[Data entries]
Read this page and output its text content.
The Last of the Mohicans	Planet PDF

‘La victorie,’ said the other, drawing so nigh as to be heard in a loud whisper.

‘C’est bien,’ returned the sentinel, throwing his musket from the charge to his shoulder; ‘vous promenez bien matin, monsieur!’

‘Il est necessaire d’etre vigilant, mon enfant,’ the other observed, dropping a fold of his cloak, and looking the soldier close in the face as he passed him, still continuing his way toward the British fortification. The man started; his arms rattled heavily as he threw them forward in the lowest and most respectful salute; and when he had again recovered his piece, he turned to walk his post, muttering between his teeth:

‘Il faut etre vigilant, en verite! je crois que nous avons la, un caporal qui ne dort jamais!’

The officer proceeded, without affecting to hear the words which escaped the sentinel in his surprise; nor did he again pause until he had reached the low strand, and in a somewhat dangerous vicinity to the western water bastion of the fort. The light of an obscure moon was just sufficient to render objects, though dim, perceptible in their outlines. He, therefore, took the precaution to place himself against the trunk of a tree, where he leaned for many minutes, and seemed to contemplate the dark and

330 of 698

- The request
Type out the whole listing above again, exactly as it stands.

- Written answer
Read this page and output its text content.
The Last of the Mohicans	Planet PDF

‘La victorie,’ said the other, drawing so nigh as to be heard in a loud whisper.

‘C’est bien,’ returned the sentinel, throwing his musket from the charge to his shoulder; ‘vous promenez bien matin, monsieur!’

‘Il est necessaire d’etre vigilant, mon enfant,’ the other observed, dropping a fold of his cloak, and looking the soldier close in the face as he passed him, still continuing his way toward the British fortification. The man started; his arms rattled heavily as he threw them forward in the lowest and most respectful salute; and when he had again recovered his piece, he turned to walk his post, muttering between his teeth:

‘Il faut etre vigilant, en verite! je crois que nous avons la, un caporal qui ne dort jamais!’

The officer proceeded, without affecting to hear the words which escaped the sentinel in his surprise; nor did he again pause until he had reached the low strand, and in a somewhat dangerous vicinity to the western water bastion of the fort. The light of an obscure moon was just sufficient to render objects, though dim, perceptible in their outlines. He, therefore, took the precaution to place himself against the trunk of a tree, where he leaned for many minutes, and seemed to contemplate the dark and

330 of 698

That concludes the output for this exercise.